The problem: The records below must be duplicated exactly, character for character.

Dataset excerpts:
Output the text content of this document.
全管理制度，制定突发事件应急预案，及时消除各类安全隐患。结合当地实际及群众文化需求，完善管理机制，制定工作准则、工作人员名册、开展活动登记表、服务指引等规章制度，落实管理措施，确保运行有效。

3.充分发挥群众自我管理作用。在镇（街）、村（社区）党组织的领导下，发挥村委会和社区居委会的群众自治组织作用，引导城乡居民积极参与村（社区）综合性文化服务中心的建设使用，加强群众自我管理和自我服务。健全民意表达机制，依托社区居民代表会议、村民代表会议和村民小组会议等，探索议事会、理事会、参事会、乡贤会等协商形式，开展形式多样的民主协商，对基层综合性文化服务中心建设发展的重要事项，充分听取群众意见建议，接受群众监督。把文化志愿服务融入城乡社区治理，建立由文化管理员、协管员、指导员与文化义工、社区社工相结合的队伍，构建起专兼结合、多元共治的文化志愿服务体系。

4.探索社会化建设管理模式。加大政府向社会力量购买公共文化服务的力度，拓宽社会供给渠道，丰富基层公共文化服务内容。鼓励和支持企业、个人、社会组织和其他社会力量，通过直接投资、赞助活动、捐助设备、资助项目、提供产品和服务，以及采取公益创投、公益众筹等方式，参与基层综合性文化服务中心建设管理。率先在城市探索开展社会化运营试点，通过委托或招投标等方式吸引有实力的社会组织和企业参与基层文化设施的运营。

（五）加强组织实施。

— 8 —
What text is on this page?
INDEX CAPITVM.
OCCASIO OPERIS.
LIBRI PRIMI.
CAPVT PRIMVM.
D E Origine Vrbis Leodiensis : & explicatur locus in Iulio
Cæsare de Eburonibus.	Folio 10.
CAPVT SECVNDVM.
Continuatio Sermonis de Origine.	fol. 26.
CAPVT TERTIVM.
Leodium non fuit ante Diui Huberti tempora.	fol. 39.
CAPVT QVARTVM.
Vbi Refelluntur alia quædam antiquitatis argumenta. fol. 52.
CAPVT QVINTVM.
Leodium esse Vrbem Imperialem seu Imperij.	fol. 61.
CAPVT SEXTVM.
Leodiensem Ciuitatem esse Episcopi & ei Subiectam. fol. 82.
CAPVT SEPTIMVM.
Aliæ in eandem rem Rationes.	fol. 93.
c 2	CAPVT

Answer to the exercise:
Output the text content of this document.
全管理制度，制定突发事件应急预案，及时消除各类安全隐患。结合当地实际及群众文化需求，完善管理机制，制定工作准则、工作人员名册、开展活动登记表、服务指引等规章制度，落实管理措施，确保运行有效。

3.充分发挥群众自我管理作用。在镇（街）、村（社区）党组织的领导下，发挥村委会和社区居委会的群众自治组织作用，引导城乡居民积极参与村（社区）综合性文化服务中心的建设使用，加强群众自我管理和自我服务。健全民意表达机制，依托社区居民代表会议、村民代表会议和村民小组会议等，探索议事会、理事会、参事会、乡贤会等协商形式，开展形式多样的民主协商，对基层综合性文化服务中心建设发展的重要事项，充分听取群众意见建议，接受群众监督。把文化志愿服务融入城乡社区治理，建立由文化管理员、协管员、指导员与文化义工、社区社工相结合的队伍，构建起专兼结合、多元共治的文化志愿服务体系。

4.探索社会化建设管理模式。加大政府向社会力量购买公共文化服务的力度，拓宽社会供给渠道，丰富基层公共文化服务内容。鼓励和支持企业、个人、社会组织和其他社会力量，通过直接投资、赞助活动、捐助设备、资助项目、提供产品和服务，以及采取公益创投、公益众筹等方式，参与基层综合性文化服务中心建设管理。率先在城市探索开展社会化运营试点，通过委托或招投标等方式吸引有实力的社会组织和企业参与基层文化设施的运营。

（五）加强组织实施。

— 8 —
What text is on this page?
INDEX CAPITVM.
OCCASIO OPERIS.
LIBRI PRIMI.
CAPVT PRIMVM.
D E Origine Vrbis Leodiensis : & explicatur locus in Iulio
Cæsare de Eburonibus.	Folio 10.
CAPVT SECVNDVM.
Continuatio Sermonis de Origine.	fol. 26.
CAPVT TERTIVM.
Leodium non fuit ante Diui Huberti tempora.	fol. 39.
CAPVT QVARTVM.
Vbi Refelluntur alia quædam antiquitatis argumenta. fol. 52.
CAPVT QVINTVM.
Leodium esse Vrbem Imperialem seu Imperij.	fol. 61.
CAPVT SEXTVM.
Leodiensem Ciuitatem esse Episcopi & ei Subiectam. fol. 82.
CAPVT SEPTIMVM.
Aliæ in eandem rem Rationes.	fol. 93.
c 2	CAPVT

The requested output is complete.